### THE REQUEST
Omit the images, then output each of the records below exactly.

Stored entries:
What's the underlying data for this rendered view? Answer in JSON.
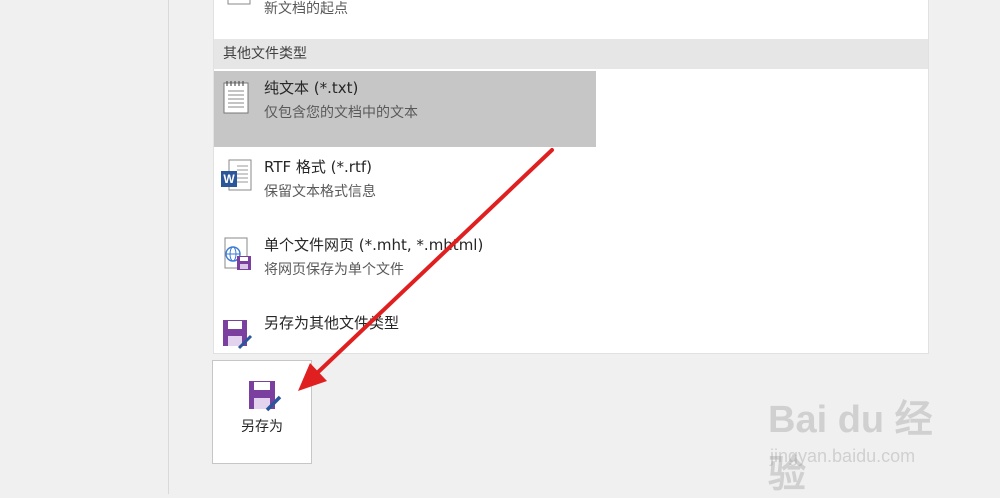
{
  "top_item": {
    "desc": "新文档的起点"
  },
  "section": {
    "title": "其他文件类型"
  },
  "file_types": [
    {
      "title": "纯文本 (*.txt)",
      "desc": "仅包含您的文档中的文本",
      "icon": "text-file-icon"
    },
    {
      "title": "RTF 格式 (*.rtf)",
      "desc": "保留文本格式信息",
      "icon": "word-rtf-icon"
    },
    {
      "title": "单个文件网页 (*.mht, *.mhtml)",
      "desc": "将网页保存为单个文件",
      "icon": "webpage-save-icon"
    },
    {
      "title": "另存为其他文件类型",
      "desc": "",
      "icon": "save-as-icon"
    }
  ],
  "save_as_button": {
    "label": "另存为",
    "icon": "save-as-icon"
  },
  "watermark": {
    "brand": "Bai du 经验",
    "url": "jingyan.baidu.com"
  },
  "colors": {
    "selected_bg": "#c6c6c6",
    "arrow": "#e02020",
    "accent_purple": "#7b3fa0"
  }
}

### TASK RESPONSE
What's the underlying data for this rendered view? Answer in JSON.
{
  "top_item": {
    "desc": "新文档的起点"
  },
  "section": {
    "title": "其他文件类型"
  },
  "file_types": [
    {
      "title": "纯文本 (*.txt)",
      "desc": "仅包含您的文档中的文本",
      "icon": "text-file-icon"
    },
    {
      "title": "RTF 格式 (*.rtf)",
      "desc": "保留文本格式信息",
      "icon": "word-rtf-icon"
    },
    {
      "title": "单个文件网页 (*.mht, *.mhtml)",
      "desc": "将网页保存为单个文件",
      "icon": "webpage-save-icon"
    },
    {
      "title": "另存为其他文件类型",
      "desc": "",
      "icon": "save-as-icon"
    }
  ],
  "save_as_button": {
    "label": "另存为",
    "icon": "save-as-icon"
  },
  "watermark": {
    "brand": "Bai du 经验",
    "url": "jingyan.baidu.com"
  },
  "colors": {
    "selected_bg": "#c6c6c6",
    "arrow": "#e02020",
    "accent_purple": "#7b3fa0"
  }
}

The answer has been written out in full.